WHAT IS REQUIRED
Transcribe the full listing exactly, and drop every picture.
● ● ● ●
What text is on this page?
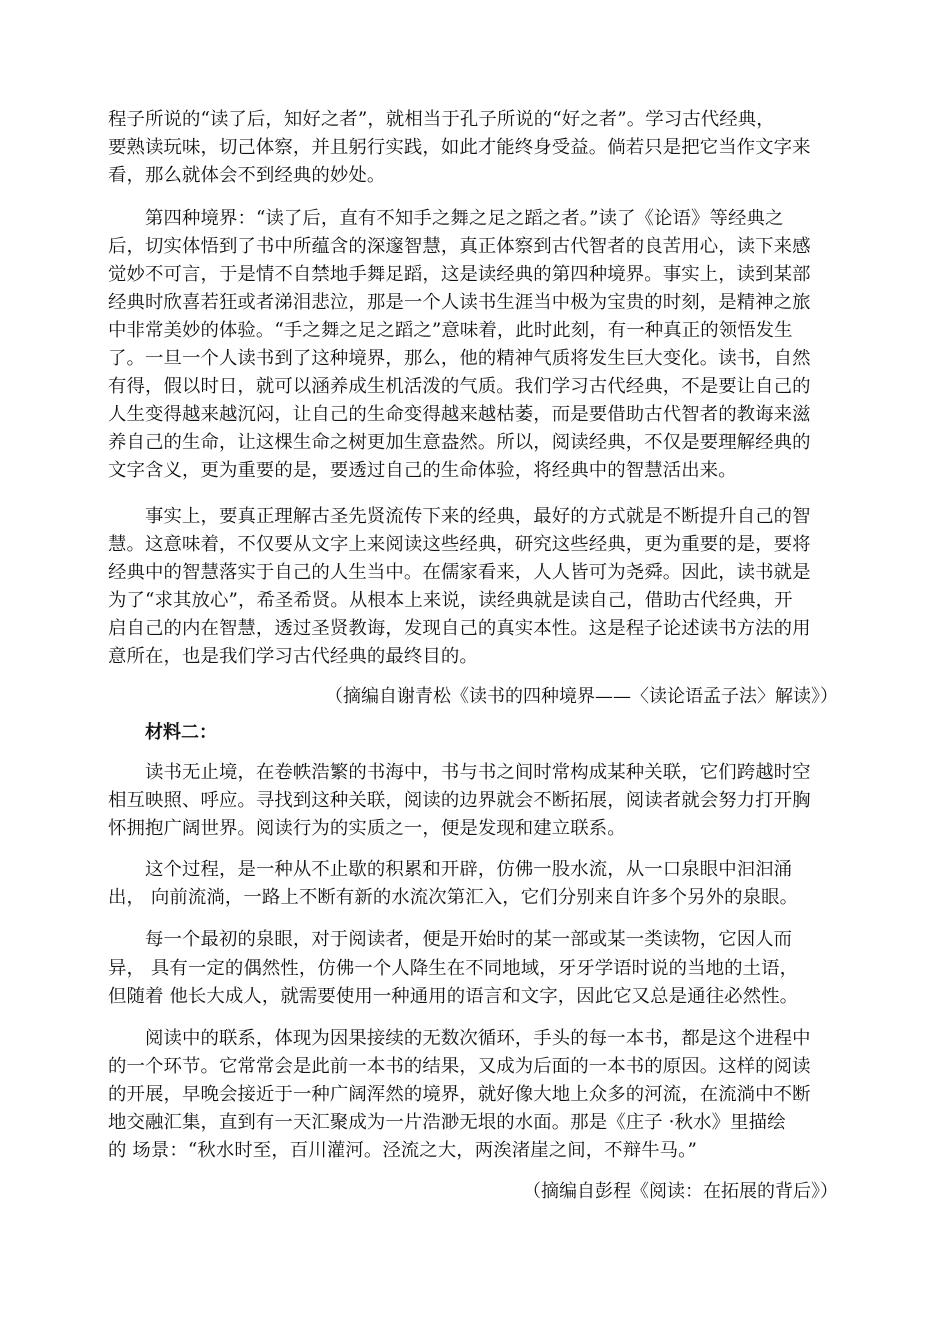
程子所说的“读了后，知好之者”，就相当于孔子所说的“好之者”。学习古代经典，
要熟读玩味，切己体察，并且躬行实践，如此才能终身受益。倘若只是把它当作文字来
看，那么就体会不到经典的妙处。
第四种境界：“读了后，直有不知手之舞之足之蹈之者。”读了《论语》等经典之
后，切实体悟到了书中所蕴含的深邃智慧，真正体察到古代智者的良苦用心，读下来感
觉妙不可言，于是情不自禁地手舞足蹈，这是读经典的第四种境界。事实上，读到某部
经典时欣喜若狂或者涕泪悲泣，那是一个人读书生涯当中极为宝贵的时刻，是精神之旅
中非常美妙的体验。“手之舞之足之蹈之”意味着，此时此刻，有一种真正的领悟发生
了。一旦一个人读书到了这种境界，那么，他的精神气质将发生巨大变化。读书，自然
有得，假以时日，就可以涵养成生机活泼的气质。我们学习古代经典，不是要让自己的
人生变得越来越沉闷，让自己的生命变得越来越枯萎，而是要借助古代智者的教诲来滋
养自己的生命，让这棵生命之树更加生意盎然。所以，阅读经典，不仅是要理解经典的
文字含义，更为重要的是，要透过自己的生命体验，将经典中的智慧活出来。
事实上，要真正理解古圣先贤流传下来的经典，最好的方式就是不断提升自己的智
慧。这意味着，不仅要从文字上来阅读这些经典，研究这些经典，更为重要的是，要将
经典中的智慧落实于自己的人生当中。在儒家看来，人人皆可为尧舜。因此，读书就是
为了“求其放心”，希圣希贤。从根本上来说，读经典就是读自己，借助古代经典，开
启自己的内在智慧，透过圣贤教诲，发现自己的真实本性。这是程子论述读书方法的用
意所在，也是我们学习古代经典的最终目的。
（摘编自谢青松《读书的四种境界——〈读论语孟子法〉解读》）
材料二：
读书无止境，在卷帙浩繁的书海中，书与书之间时常构成某种关联，它们跨越时空
相互映照、呼应。寻找到这种关联，阅读的边界就会不断拓展，阅读者就会努力打开胸
怀拥抱广阔世界。阅读行为的实质之一，便是发现和建立联系。
这个过程，是一种从不止歇的积累和开辟，仿佛一股水流，从一口泉眼中汩汩涌
出， 向前流淌，一路上不断有新的水流次第汇入，它们分别来自许多个另外的泉眼。
每一个最初的泉眼，对于阅读者，便是开始时的某一部或某一类读物，它因人而
异， 具有一定的偶然性，仿佛一个人降生在不同地域，牙牙学语时说的当地的土语，
但随着 他长大成人，就需要使用一种通用的语言和文字，因此它又总是通往必然性。
阅读中的联系，体现为因果接续的无数次循环，手头的每一本书，都是这个进程中
的一个环节。它常常会是此前一本书的结果，又成为后面的一本书的原因。这样的阅读
的开展，早晚会接近于一种广阔浑然的境界，就好像大地上众多的河流，在流淌中不断
地交融汇集，直到有一天汇聚成为一片浩渺无垠的水面。那是《庄子 ·秋水》里描绘
的 场景：“秋水时至，百川灌河。泾流之大，两涘渚崖之间，不辩牛马。”
（摘编自彭程《阅读：在拓展的背后》）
● ● ● ●
EXERCISE OUTPUT
What text is on this page?
程子所说的“读了后，知好之者”，就相当于孔子所说的“好之者”。学习古代经典，
要熟读玩味，切己体察，并且躬行实践，如此才能终身受益。倘若只是把它当作文字来
看，那么就体会不到经典的妙处。
第四种境界：“读了后，直有不知手之舞之足之蹈之者。”读了《论语》等经典之
后，切实体悟到了书中所蕴含的深邃智慧，真正体察到古代智者的良苦用心，读下来感
觉妙不可言，于是情不自禁地手舞足蹈，这是读经典的第四种境界。事实上，读到某部
经典时欣喜若狂或者涕泪悲泣，那是一个人读书生涯当中极为宝贵的时刻，是精神之旅
中非常美妙的体验。“手之舞之足之蹈之”意味着，此时此刻，有一种真正的领悟发生
了。一旦一个人读书到了这种境界，那么，他的精神气质将发生巨大变化。读书，自然
有得，假以时日，就可以涵养成生机活泼的气质。我们学习古代经典，不是要让自己的
人生变得越来越沉闷，让自己的生命变得越来越枯萎，而是要借助古代智者的教诲来滋
养自己的生命，让这棵生命之树更加生意盎然。所以，阅读经典，不仅是要理解经典的
文字含义，更为重要的是，要透过自己的生命体验，将经典中的智慧活出来。
事实上，要真正理解古圣先贤流传下来的经典，最好的方式就是不断提升自己的智
慧。这意味着，不仅要从文字上来阅读这些经典，研究这些经典，更为重要的是，要将
经典中的智慧落实于自己的人生当中。在儒家看来，人人皆可为尧舜。因此，读书就是
为了“求其放心”，希圣希贤。从根本上来说，读经典就是读自己，借助古代经典，开
启自己的内在智慧，透过圣贤教诲，发现自己的真实本性。这是程子论述读书方法的用
意所在，也是我们学习古代经典的最终目的。
（摘编自谢青松《读书的四种境界——〈读论语孟子法〉解读》）
材料二：
读书无止境，在卷帙浩繁的书海中，书与书之间时常构成某种关联，它们跨越时空
相互映照、呼应。寻找到这种关联，阅读的边界就会不断拓展，阅读者就会努力打开胸
怀拥抱广阔世界。阅读行为的实质之一，便是发现和建立联系。
这个过程，是一种从不止歇的积累和开辟，仿佛一股水流，从一口泉眼中汩汩涌
出， 向前流淌，一路上不断有新的水流次第汇入，它们分别来自许多个另外的泉眼。
每一个最初的泉眼，对于阅读者，便是开始时的某一部或某一类读物，它因人而
异， 具有一定的偶然性，仿佛一个人降生在不同地域，牙牙学语时说的当地的土语，
但随着 他长大成人，就需要使用一种通用的语言和文字，因此它又总是通往必然性。
阅读中的联系，体现为因果接续的无数次循环，手头的每一本书，都是这个进程中
的一个环节。它常常会是此前一本书的结果，又成为后面的一本书的原因。这样的阅读
的开展，早晚会接近于一种广阔浑然的境界，就好像大地上众多的河流，在流淌中不断
地交融汇集，直到有一天汇聚成为一片浩渺无垠的水面。那是《庄子 ·秋水》里描绘
的 场景：“秋水时至，百川灌河。泾流之大，两涘渚崖之间，不辩牛马。”
（摘编自彭程《阅读：在拓展的背后》）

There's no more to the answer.